* _What the task asks_: Here are records with pictures in them. Copy all of them exactly and leave the pictures out.

---------------

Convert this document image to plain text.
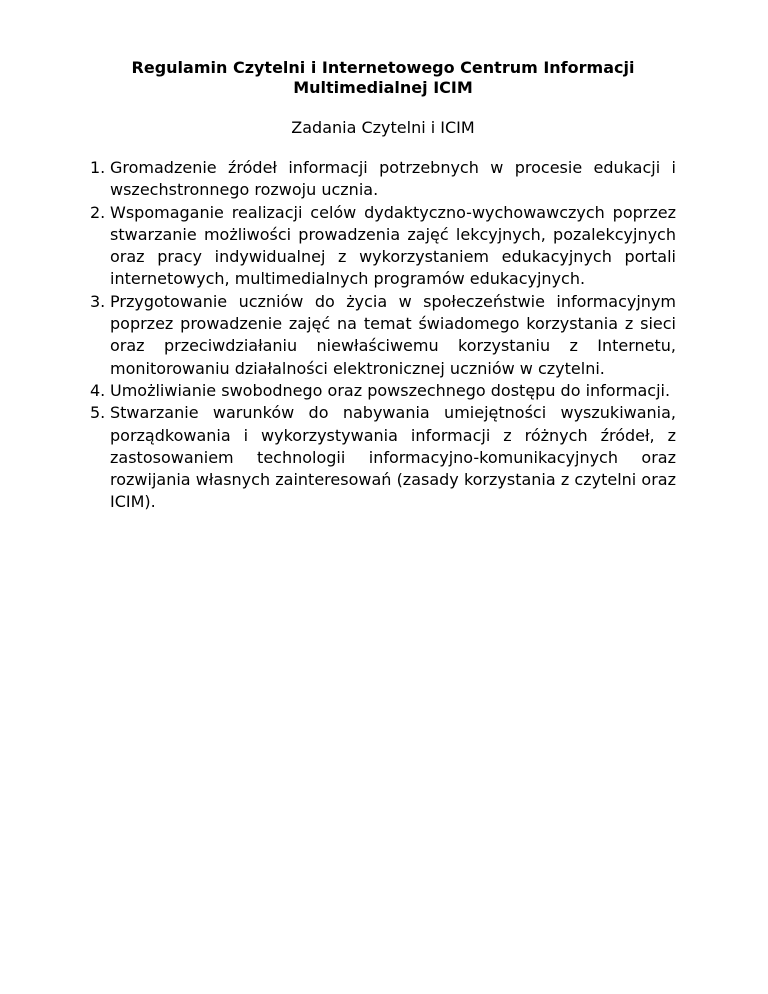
Regulamin Czytelni i Internetowego Centrum Informacji
Multimedialnej ICIM

Zadania Czytelni i ICIM

1. Gromadzenie źródeł informacji potrzebnych w procesie edukacji i wszechstronnego rozwoju ucznia.
2. Wspomaganie realizacji celów dydaktyczno-wychowawczych poprzez stwarzanie możliwości prowadzenia zajęć lekcyjnych, pozalekcyjnych oraz pracy indywidualnej z wykorzystaniem edukacyjnych portali internetowych, multimedialnych programów edukacyjnych.
3. Przygotowanie uczniów do życia w społeczeństwie informacyjnym poprzez prowadzenie zajęć na temat świadomego korzystania z sieci oraz przeciwdziałaniu niewłaściwemu korzystaniu z Internetu, monitorowaniu działalności elektronicznej uczniów w czytelni.
4. Umożliwianie swobodnego oraz powszechnego dostępu do informacji.
5. Stwarzanie warunków do nabywania umiejętności wyszukiwania, porządkowania i wykorzystywania informacji z różnych źródeł, z zastosowaniem technologii informacyjno-komunikacyjnych oraz rozwijania własnych zainteresowań (zasady korzystania z czytelni oraz ICIM).
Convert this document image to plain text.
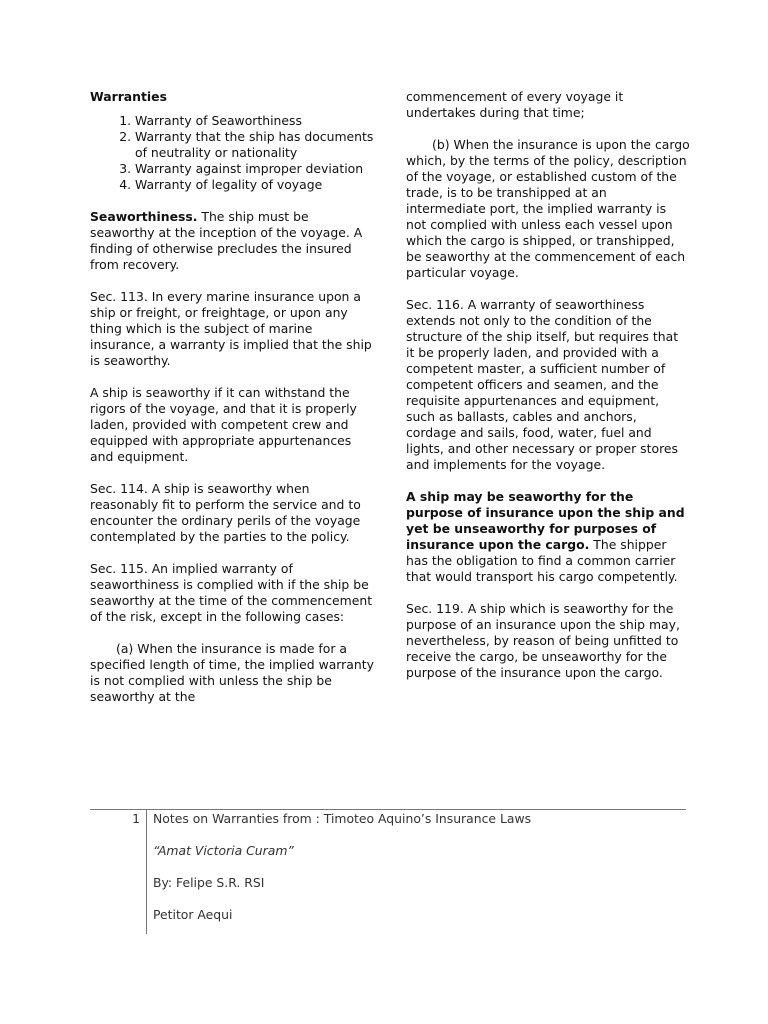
Warranties

1. Warranty of Seaworthiness
2. Warranty that the ship has documents of neutrality or nationality
3. Warranty against improper deviation
4. Warranty of legality of voyage

Seaworthiness. The ship must be seaworthy at the inception of the voyage. A finding of otherwise precludes the insured from recovery.

Sec. 113. In every marine insurance upon a ship or freight, or freightage, or upon any thing which is the subject of marine insurance, a warranty is implied that the ship is seaworthy.

A ship is seaworthy if it can withstand the rigors of the voyage, and that it is properly laden, provided with competent crew and equipped with appropriate appurtenances and equipment.

Sec. 114. A ship is seaworthy when reasonably fit to perform the service and to encounter the ordinary perils of the voyage contemplated by the parties to the policy.

Sec. 115. An implied warranty of seaworthiness is complied with if the ship be seaworthy at the time of the commencement of the risk, except in the following cases:

(a) When the insurance is made for a specified length of time, the implied warranty is not complied with unless the ship be seaworthy at the

commencement of every voyage it undertakes during that time;

(b) When the insurance is upon the cargo which, by the terms of the policy, description of the voyage, or established custom of the trade, is to be transhipped at an intermediate port, the implied warranty is not complied with unless each vessel upon which the cargo is shipped, or transhipped, be seaworthy at the commencement of each particular voyage.

Sec. 116. A warranty of seaworthiness extends not only to the condition of the structure of the ship itself, but requires that it be properly laden, and provided with a competent master, a sufficient number of competent officers and seamen, and the requisite appurtenances and equipment, such as ballasts, cables and anchors, cordage and sails, food, water, fuel and lights, and other necessary or proper stores and implements for the voyage.

A ship may be seaworthy for the purpose of insurance upon the ship and yet be unseaworthy for purposes of insurance upon the cargo. The shipper has the obligation to find a common carrier that would transport his cargo competently.

Sec. 119. A ship which is seaworthy for the purpose of an insurance upon the ship may, nevertheless, by reason of being unfitted to receive the cargo, be unseaworthy for the purpose of the insurance upon the cargo.

1 Notes on Warranties from : Timoteo Aquino’s Insurance Laws

“Amat Victoria Curam”

By: Felipe S.R. RSI

Petitor Aequi
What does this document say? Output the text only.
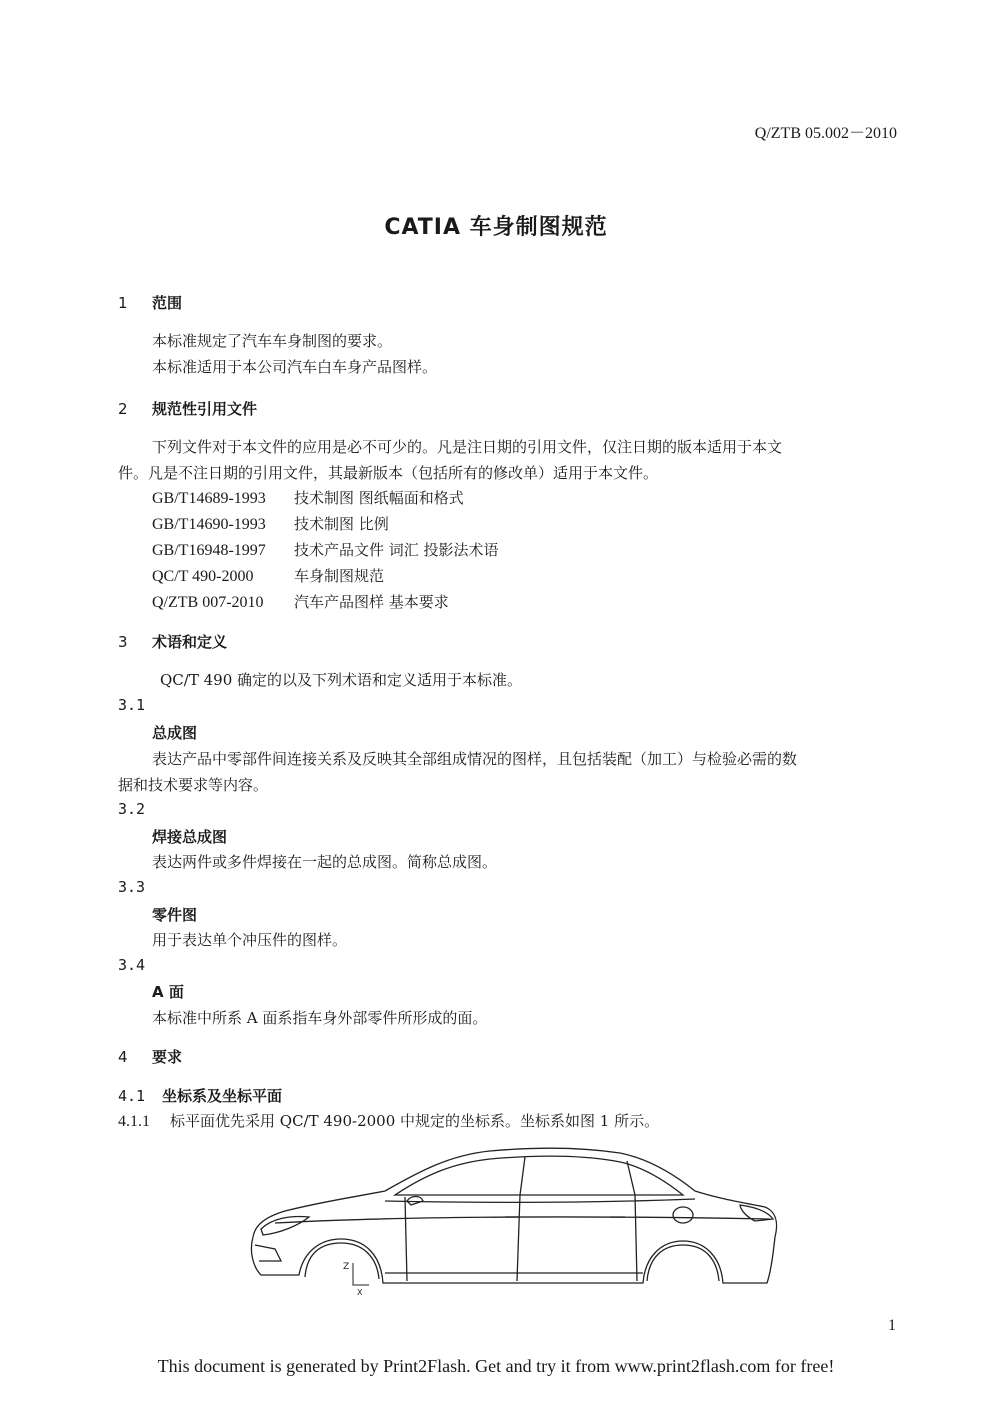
Q/ZTB 05.002－2010
CATIA 车身制图规范
1 范围
本标准规定了汽车车身制图的要求。
本标准适用于本公司汽车白车身产品图样。
2 规范性引用文件
下列文件对于本文件的应用是必不可少的。凡是注日期的引用文件，仅注日期的版本适用于本文
件。凡是不注日期的引用文件，其最新版本（包括所有的修改单）适用于本文件。
GB/T14689-1993 技术制图 图纸幅面和格式
GB/T14690-1993 技术制图 比例
GB/T16948-1997 技术产品文件 词汇 投影法术语
QC/T 490-2000	车身制图规范
Q/ZTB 007-2010 汽车产品图样 基本要求
3 术语和定义
QC/T 490 确定的以及下列术语和定义适用于本标准。
3.1
总成图
表达产品中零部件间连接关系及反映其全部组成情况的图样，且包括装配（加工）与检验必需的数
据和技术要求等内容。
3.2
焊接总成图
表达两件或多件焊接在一起的总成图。简称总成图。
3.3
零件图
用于表达单个冲压件的图样。
3.4
A 面
本标准中所系 A 面系指车身外部零件所形成的面。
4 要求
4.1 坐标系及坐标平面
4.1.1 标平面优先采用 QC/T 490-2000 中规定的坐标系。坐标系如图 1 所示。
Z
X
1
This document is generated by Print2Flash. Get and try it from www.print2flash.com for free!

---------------

* _Task output_:
Convert this document image to plain text.
Regulamin Czytelni i Internetowego Centrum Informacji
Multimedialnej ICIM

Zadania Czytelni i ICIM

1. Gromadzenie źródeł informacji potrzebnych w procesie edukacji i wszechstronnego rozwoju ucznia.
2. Wspomaganie realizacji celów dydaktyczno-wychowawczych poprzez stwarzanie możliwości prowadzenia zajęć lekcyjnych, pozalekcyjnych oraz pracy indywidualnej z wykorzystaniem edukacyjnych portali internetowych, multimedialnych programów edukacyjnych.
3. Przygotowanie uczniów do życia w społeczeństwie informacyjnym poprzez prowadzenie zajęć na temat świadomego korzystania z sieci oraz przeciwdziałaniu niewłaściwemu korzystaniu z Internetu, monitorowaniu działalności elektronicznej uczniów w czytelni.
4. Umożliwianie swobodnego oraz powszechnego dostępu do informacji.
5. Stwarzanie warunków do nabywania umiejętności wyszukiwania, porządkowania i wykorzystywania informacji z różnych źródeł, z zastosowaniem technologii informacyjno-komunikacyjnych oraz rozwijania własnych zainteresowań (zasady korzystania z czytelni oraz ICIM).
Convert this document image to plain text.
Warranties

1. Warranty of Seaworthiness
2. Warranty that the ship has documents of neutrality or nationality
3. Warranty against improper deviation
4. Warranty of legality of voyage

Seaworthiness. The ship must be seaworthy at the inception of the voyage. A finding of otherwise precludes the insured from recovery.

Sec. 113. In every marine insurance upon a ship or freight, or freightage, or upon any thing which is the subject of marine insurance, a warranty is implied that the ship is seaworthy.

A ship is seaworthy if it can withstand the rigors of the voyage, and that it is properly laden, provided with competent crew and equipped with appropriate appurtenances and equipment.

Sec. 114. A ship is seaworthy when reasonably fit to perform the service and to encounter the ordinary perils of the voyage contemplated by the parties to the policy.

Sec. 115. An implied warranty of seaworthiness is complied with if the ship be seaworthy at the time of the commencement of the risk, except in the following cases:

(a) When the insurance is made for a specified length of time, the implied warranty is not complied with unless the ship be seaworthy at the

commencement of every voyage it undertakes during that time;

(b) When the insurance is upon the cargo which, by the terms of the policy, description of the voyage, or established custom of the trade, is to be transhipped at an intermediate port, the implied warranty is not complied with unless each vessel upon which the cargo is shipped, or transhipped, be seaworthy at the commencement of each particular voyage.

Sec. 116. A warranty of seaworthiness extends not only to the condition of the structure of the ship itself, but requires that it be properly laden, and provided with a competent master, a sufficient number of competent officers and seamen, and the requisite appurtenances and equipment, such as ballasts, cables and anchors, cordage and sails, food, water, fuel and lights, and other necessary or proper stores and implements for the voyage.

A ship may be seaworthy for the purpose of insurance upon the ship and yet be unseaworthy for purposes of insurance upon the cargo. The shipper has the obligation to find a common carrier that would transport his cargo competently.

Sec. 119. A ship which is seaworthy for the purpose of an insurance upon the ship may, nevertheless, by reason of being unfitted to receive the cargo, be unseaworthy for the purpose of the insurance upon the cargo.

1 Notes on Warranties from : Timoteo Aquino’s Insurance Laws

“Amat Victoria Curam”

By: Felipe S.R. RSI

Petitor Aequi
What does this document say? Output the text only.
Q/ZTB 05.002－2010
CATIA 车身制图规范
1 范围
本标准规定了汽车车身制图的要求。
本标准适用于本公司汽车白车身产品图样。
2 规范性引用文件
下列文件对于本文件的应用是必不可少的。凡是注日期的引用文件，仅注日期的版本适用于本文
件。凡是不注日期的引用文件，其最新版本（包括所有的修改单）适用于本文件。
GB/T14689-1993 技术制图 图纸幅面和格式
GB/T14690-1993 技术制图 比例
GB/T16948-1997 技术产品文件 词汇 投影法术语
QC/T 490-2000	车身制图规范
Q/ZTB 007-2010 汽车产品图样 基本要求
3 术语和定义
QC/T 490 确定的以及下列术语和定义适用于本标准。
3.1
总成图
表达产品中零部件间连接关系及反映其全部组成情况的图样，且包括装配（加工）与检验必需的数
据和技术要求等内容。
3.2
焊接总成图
表达两件或多件焊接在一起的总成图。简称总成图。
3.3
零件图
用于表达单个冲压件的图样。
3.4
A 面
本标准中所系 A 面系指车身外部零件所形成的面。
4 要求
4.1 坐标系及坐标平面
4.1.1 标平面优先采用 QC/T 490-2000 中规定的坐标系。坐标系如图 1 所示。
Z
X
1
This document is generated by Print2Flash. Get and try it from www.print2flash.com for free!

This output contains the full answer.